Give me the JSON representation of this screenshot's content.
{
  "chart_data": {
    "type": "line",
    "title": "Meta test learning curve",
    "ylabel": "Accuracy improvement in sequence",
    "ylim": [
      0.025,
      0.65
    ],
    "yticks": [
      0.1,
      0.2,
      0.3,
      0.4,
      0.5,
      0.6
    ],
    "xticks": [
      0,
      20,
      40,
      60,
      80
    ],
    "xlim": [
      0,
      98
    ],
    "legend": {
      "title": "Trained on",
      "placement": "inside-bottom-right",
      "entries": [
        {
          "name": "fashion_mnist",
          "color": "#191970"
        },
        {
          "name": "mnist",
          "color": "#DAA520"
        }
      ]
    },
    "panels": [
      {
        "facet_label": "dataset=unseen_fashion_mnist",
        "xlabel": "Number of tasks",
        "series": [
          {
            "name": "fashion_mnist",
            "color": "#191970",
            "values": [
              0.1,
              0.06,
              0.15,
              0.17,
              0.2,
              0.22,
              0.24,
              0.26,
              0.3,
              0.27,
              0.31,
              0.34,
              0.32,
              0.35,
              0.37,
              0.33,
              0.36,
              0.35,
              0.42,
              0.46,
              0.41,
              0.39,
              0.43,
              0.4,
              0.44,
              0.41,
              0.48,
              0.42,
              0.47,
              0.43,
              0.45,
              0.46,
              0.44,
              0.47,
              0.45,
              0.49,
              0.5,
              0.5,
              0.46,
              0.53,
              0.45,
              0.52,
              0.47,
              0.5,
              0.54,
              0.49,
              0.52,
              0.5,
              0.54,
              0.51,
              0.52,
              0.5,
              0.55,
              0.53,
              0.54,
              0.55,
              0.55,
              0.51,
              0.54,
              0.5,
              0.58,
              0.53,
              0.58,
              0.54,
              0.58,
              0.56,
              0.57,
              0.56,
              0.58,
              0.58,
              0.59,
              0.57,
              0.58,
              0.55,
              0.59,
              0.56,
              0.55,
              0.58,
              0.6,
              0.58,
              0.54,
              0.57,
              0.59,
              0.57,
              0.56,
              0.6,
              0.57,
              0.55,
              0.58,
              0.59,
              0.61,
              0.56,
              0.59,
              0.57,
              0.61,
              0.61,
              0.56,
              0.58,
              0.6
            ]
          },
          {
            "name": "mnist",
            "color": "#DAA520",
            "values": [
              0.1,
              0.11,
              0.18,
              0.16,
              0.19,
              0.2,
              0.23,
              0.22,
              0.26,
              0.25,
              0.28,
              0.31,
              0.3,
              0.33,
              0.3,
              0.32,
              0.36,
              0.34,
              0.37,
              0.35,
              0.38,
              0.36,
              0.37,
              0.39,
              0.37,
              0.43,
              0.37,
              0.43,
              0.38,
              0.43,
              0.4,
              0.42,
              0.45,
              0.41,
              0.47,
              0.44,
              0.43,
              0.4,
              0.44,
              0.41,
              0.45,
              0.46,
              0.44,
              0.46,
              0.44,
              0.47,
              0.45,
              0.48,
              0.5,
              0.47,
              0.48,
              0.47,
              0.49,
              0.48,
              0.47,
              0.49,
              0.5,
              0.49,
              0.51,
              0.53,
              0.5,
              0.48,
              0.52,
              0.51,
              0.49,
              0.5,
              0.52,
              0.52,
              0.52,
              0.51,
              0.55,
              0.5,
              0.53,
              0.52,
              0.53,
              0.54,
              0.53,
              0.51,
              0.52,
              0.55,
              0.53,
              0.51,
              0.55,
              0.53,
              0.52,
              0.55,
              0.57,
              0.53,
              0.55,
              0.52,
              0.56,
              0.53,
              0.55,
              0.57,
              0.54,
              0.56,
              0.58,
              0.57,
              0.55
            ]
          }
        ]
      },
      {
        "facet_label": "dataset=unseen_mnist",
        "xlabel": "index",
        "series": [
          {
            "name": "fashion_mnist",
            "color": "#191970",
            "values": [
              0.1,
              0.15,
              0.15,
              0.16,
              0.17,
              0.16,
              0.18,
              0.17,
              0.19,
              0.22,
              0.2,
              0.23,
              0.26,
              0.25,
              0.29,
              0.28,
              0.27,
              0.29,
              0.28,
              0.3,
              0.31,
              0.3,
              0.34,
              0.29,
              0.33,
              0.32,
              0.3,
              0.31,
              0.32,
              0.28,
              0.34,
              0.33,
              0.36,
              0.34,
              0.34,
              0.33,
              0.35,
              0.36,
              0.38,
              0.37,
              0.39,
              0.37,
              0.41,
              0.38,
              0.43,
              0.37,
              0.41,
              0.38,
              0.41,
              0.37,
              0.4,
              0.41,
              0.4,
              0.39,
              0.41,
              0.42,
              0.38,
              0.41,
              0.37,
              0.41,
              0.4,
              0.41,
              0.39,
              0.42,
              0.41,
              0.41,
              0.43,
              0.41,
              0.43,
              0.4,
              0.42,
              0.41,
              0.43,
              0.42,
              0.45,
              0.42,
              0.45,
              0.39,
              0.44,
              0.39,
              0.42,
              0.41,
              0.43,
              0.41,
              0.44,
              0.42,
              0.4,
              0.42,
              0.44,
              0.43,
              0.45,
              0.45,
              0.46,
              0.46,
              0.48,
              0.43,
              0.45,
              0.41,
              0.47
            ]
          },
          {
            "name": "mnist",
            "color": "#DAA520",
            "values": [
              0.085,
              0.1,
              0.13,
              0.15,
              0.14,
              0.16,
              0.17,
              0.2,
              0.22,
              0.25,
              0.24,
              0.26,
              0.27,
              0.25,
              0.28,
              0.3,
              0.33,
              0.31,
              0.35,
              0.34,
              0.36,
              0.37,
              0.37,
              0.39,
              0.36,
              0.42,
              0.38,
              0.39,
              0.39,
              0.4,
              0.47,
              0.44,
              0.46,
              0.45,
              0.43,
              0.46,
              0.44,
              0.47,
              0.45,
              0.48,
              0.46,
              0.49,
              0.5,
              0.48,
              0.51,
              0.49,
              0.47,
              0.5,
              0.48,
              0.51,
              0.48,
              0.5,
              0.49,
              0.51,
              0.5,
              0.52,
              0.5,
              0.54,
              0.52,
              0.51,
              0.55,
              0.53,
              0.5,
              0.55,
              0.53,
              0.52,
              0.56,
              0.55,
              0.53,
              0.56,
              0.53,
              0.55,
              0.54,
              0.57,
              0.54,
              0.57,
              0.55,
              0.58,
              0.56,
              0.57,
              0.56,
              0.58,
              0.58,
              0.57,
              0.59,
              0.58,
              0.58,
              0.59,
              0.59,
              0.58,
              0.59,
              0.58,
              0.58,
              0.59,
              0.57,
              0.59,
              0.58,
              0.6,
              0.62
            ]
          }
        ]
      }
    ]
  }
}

Stated goal: Only lines that contain the word "title" are wanted; copy each of them.

Reply to the exercise:
    "title": "Meta test learning curve",
      "title": "Trained on",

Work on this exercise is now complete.